-- REQUIRED WORK --
Locate the lines that hold the string "Sphäroguss". Copy every such line.

========================

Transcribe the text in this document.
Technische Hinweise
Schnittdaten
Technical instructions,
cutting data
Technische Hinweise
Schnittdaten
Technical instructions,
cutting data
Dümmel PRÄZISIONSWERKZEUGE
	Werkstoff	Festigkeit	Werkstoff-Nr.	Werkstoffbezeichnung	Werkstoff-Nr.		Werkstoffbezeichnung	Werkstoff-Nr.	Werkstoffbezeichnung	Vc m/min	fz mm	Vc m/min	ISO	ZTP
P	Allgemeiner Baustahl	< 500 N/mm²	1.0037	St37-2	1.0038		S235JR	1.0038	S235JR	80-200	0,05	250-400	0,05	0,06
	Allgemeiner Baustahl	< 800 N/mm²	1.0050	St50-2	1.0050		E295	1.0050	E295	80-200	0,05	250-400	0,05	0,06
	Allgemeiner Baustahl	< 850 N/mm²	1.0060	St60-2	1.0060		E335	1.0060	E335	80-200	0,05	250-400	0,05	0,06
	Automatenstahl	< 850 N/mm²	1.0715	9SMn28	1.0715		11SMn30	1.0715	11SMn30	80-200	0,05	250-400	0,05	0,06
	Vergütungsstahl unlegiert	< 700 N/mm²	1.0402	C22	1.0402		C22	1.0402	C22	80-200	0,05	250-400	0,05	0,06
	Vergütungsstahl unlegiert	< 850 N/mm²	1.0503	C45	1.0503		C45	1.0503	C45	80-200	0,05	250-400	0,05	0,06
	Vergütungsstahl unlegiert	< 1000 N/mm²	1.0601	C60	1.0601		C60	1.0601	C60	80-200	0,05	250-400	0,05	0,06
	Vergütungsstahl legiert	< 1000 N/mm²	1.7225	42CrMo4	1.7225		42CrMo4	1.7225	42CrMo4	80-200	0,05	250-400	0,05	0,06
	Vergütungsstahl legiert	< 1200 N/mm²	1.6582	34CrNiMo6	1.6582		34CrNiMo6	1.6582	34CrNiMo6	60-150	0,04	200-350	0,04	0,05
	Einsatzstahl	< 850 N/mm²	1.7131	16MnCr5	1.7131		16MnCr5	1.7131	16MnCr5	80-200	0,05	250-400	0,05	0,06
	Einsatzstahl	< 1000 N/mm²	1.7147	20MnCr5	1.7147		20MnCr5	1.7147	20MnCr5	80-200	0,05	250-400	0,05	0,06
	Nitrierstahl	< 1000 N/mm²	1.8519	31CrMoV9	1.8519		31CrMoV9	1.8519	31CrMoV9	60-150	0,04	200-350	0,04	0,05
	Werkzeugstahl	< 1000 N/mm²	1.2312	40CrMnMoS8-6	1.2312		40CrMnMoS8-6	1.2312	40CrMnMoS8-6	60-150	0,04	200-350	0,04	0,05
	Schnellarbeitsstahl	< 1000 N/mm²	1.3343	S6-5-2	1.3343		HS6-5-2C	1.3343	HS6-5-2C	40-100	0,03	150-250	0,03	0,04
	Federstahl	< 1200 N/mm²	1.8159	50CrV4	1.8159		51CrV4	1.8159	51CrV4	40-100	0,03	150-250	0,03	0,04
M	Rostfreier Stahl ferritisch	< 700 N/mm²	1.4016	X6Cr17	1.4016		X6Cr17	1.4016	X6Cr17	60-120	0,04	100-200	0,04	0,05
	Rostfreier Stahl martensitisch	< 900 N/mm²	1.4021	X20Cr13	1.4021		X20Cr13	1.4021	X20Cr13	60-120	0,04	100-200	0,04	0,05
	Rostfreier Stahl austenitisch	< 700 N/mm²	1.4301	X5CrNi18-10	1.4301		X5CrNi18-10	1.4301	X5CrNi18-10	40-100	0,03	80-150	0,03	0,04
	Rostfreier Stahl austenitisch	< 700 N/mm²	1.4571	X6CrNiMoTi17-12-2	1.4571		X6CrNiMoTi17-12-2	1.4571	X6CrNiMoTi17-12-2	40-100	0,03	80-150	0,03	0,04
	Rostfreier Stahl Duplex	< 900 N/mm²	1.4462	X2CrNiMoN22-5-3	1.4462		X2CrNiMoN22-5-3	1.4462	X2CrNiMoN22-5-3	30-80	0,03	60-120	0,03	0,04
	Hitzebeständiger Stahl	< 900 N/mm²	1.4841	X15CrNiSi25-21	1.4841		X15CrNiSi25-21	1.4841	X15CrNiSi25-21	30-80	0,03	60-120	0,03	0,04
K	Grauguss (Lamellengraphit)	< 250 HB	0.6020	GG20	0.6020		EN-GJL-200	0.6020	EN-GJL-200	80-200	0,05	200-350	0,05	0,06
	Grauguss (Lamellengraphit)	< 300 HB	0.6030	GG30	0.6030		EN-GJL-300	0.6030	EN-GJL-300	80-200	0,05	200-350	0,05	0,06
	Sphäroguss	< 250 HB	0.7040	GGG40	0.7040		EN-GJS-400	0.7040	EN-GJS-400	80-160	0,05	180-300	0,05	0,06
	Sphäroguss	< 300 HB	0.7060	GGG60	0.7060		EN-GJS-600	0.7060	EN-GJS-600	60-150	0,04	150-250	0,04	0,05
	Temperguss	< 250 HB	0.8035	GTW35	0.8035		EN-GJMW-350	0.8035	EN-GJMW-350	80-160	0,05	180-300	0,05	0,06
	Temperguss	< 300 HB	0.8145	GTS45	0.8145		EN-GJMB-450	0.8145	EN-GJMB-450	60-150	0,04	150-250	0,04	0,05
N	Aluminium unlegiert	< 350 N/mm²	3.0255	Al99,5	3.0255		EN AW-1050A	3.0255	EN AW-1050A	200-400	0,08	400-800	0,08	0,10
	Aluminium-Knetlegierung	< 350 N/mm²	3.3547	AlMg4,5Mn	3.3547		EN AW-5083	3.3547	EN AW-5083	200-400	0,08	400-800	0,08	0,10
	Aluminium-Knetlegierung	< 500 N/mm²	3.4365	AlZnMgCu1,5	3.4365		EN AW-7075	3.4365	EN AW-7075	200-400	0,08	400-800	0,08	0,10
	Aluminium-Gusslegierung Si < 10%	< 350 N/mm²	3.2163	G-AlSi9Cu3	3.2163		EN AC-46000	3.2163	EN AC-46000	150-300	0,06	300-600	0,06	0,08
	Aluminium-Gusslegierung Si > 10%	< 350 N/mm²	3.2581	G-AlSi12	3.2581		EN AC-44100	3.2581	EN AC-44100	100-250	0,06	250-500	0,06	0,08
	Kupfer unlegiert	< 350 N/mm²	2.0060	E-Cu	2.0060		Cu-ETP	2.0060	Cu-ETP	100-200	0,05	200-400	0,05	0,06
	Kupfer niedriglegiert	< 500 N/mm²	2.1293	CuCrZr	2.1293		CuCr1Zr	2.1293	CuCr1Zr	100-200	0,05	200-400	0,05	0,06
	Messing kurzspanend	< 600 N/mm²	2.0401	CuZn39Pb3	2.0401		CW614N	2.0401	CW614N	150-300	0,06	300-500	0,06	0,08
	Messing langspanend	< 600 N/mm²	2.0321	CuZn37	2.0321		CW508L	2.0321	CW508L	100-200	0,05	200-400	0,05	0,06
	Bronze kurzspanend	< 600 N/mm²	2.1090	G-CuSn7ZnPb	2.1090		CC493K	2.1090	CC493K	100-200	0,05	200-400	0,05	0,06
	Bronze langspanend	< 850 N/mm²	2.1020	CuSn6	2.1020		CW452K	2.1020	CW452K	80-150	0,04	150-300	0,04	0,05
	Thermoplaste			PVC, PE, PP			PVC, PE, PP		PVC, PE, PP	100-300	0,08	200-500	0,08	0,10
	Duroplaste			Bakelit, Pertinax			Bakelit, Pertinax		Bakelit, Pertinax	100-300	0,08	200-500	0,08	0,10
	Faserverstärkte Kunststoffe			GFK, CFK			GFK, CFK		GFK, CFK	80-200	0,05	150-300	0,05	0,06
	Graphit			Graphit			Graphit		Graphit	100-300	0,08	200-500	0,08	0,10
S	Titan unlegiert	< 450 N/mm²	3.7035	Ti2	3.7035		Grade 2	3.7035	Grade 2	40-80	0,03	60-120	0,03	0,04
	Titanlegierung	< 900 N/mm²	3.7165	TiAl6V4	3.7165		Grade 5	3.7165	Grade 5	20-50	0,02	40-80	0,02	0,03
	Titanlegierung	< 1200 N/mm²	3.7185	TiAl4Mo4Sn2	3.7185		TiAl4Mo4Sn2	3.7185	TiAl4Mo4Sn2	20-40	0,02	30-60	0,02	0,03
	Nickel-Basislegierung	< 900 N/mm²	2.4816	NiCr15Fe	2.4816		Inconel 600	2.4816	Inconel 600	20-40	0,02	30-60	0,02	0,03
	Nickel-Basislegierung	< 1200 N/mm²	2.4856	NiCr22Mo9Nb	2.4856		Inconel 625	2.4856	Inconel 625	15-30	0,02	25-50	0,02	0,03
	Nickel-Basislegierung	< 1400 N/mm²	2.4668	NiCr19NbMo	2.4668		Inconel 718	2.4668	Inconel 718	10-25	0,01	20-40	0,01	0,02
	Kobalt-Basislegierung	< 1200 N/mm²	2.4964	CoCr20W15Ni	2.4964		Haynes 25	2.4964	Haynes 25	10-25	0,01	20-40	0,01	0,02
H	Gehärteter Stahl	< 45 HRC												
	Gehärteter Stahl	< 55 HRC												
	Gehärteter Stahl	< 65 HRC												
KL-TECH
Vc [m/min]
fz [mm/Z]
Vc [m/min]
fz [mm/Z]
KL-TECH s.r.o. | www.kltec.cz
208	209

========================

-- FINAL ANSWER --
	Sphäroguss	< 250 HB	0.7040	GGG40	0.7040		EN-GJS-400	0.7040	EN-GJS-400	80-160	0,05	180-300	0,05	0,06
	Sphäroguss	< 300 HB	0.7060	GGG60	0.7060		EN-GJS-600	0.7060	EN-GJS-600	60-150	0,04	150-250	0,04	0,05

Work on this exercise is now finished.